ASSIGNMENT:
Return the Virtzberg text between "Virtzberg decided to" and "on human subjects.", inclusive, copying the wording verbatim.

DOCUMENT SEGMENT:
============================================================

The Israeli historian Avihu Ronen described Virtzberg's book as follows: "This is a unique book that was ahead of its time, and includes extremely important and authentic personal testimony. Virtzberg's story is importantly unique and has no parallel among the various testimonials and stories from the Holocaust."

On August 4, 1968, a little over a week before turning 40 and plagued with depression, Virtzberg committed suicide via gunshot in his family home, leaving behind his wife Rachel, a son, Ilan Virtzberg, who went on to become an acclaimed songwriter and performer, and a daughter, Dahlia Virtzberg. At his funeral, the chief rabbi of Be'er Sheva, Rabbi Eliyahu Kushelevsky, eulogized him by noting: "Eichmann killed him twenty-five years ago. But we only received the body today."

==Autobiography==
Virtzberg's book was unusual for its time. It was the first eyewitness account by a Holocaust survivor in which the State of Israel played an essential role in the narrative: Virtzberg's account went beyond his experiences in the camps and described how he immersed himself in his adopted new homeland and how he participated in the armed struggle for its existence. It was one of the few books in Israel at the time to offer harrowing details of life in the Nazi concentration camps. Although the Eichmann trial had broken the implicit taboo among Israelis regarding the Holocaust, many survivors, including those who had written for most of their lives, remained uncomfortable committing their experiences to paper for various reasons.

Virtzberg decided to lay bare his past as an uprooted refugee despite having willingly forged a new Israeli identity and all but erased his diaspora identity. By his own admission, writing the book was an emotionally wrenching process. His book describes life in Auschwitz from the vantage point of a minor, and offers a rare perspective on Mengele and his experiments on human subjects.

============================================================

GIVEN RECORDS:
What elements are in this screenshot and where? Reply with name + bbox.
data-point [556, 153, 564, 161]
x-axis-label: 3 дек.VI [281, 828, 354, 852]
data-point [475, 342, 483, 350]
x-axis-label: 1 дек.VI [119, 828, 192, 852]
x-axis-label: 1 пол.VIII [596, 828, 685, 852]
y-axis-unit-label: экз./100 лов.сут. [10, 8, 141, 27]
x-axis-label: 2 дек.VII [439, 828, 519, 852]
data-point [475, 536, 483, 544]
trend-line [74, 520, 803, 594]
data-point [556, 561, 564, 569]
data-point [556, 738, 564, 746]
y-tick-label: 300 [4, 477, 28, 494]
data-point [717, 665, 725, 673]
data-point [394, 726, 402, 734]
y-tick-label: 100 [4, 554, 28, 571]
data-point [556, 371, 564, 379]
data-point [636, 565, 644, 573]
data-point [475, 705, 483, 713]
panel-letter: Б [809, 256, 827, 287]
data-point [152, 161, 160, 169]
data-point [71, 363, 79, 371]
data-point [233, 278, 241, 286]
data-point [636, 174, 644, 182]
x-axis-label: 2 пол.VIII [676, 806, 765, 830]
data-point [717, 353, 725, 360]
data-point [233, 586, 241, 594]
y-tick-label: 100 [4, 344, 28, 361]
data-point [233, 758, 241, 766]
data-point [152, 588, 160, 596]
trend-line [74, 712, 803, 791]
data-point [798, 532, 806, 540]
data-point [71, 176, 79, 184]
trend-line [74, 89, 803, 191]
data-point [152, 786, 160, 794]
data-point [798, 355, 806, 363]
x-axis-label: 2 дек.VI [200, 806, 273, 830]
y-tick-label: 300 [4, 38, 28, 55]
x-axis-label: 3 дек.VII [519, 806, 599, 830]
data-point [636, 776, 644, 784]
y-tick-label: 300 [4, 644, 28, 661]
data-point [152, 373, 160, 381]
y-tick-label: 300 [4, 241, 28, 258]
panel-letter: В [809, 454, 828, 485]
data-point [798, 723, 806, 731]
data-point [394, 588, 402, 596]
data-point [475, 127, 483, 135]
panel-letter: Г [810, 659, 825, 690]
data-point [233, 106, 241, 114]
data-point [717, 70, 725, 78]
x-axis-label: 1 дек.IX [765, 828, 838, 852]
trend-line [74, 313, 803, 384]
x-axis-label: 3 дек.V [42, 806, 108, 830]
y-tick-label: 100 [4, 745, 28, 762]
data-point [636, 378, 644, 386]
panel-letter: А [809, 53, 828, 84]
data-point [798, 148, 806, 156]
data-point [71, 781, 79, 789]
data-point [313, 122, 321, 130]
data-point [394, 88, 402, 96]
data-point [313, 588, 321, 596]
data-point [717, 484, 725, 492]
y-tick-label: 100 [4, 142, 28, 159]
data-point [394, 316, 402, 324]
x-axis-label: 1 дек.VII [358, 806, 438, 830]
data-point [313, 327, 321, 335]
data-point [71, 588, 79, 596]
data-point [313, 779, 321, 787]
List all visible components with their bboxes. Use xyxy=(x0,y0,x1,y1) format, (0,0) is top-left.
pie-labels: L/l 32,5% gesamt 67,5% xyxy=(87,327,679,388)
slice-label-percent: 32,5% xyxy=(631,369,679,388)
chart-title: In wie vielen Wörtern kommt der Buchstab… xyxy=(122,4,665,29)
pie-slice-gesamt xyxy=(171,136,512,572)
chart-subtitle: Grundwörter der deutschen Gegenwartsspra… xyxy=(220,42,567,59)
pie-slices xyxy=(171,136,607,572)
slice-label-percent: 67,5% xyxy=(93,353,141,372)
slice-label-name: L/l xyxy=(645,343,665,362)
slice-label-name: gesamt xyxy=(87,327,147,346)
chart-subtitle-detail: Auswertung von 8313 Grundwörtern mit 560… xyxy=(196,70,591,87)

============================================================

TASK OUTPUT:
Virtzberg decided to lay bare his past as an uprooted refugee despite having willingly forged a new Israeli identity and all but erased his diaspora identity. By his own admission, writing the book was an emotionally wrenching process. His book describes life in Auschwitz from the vantage point of a minor, and offers a rare perspective on Mengele and his experiments on human subjects.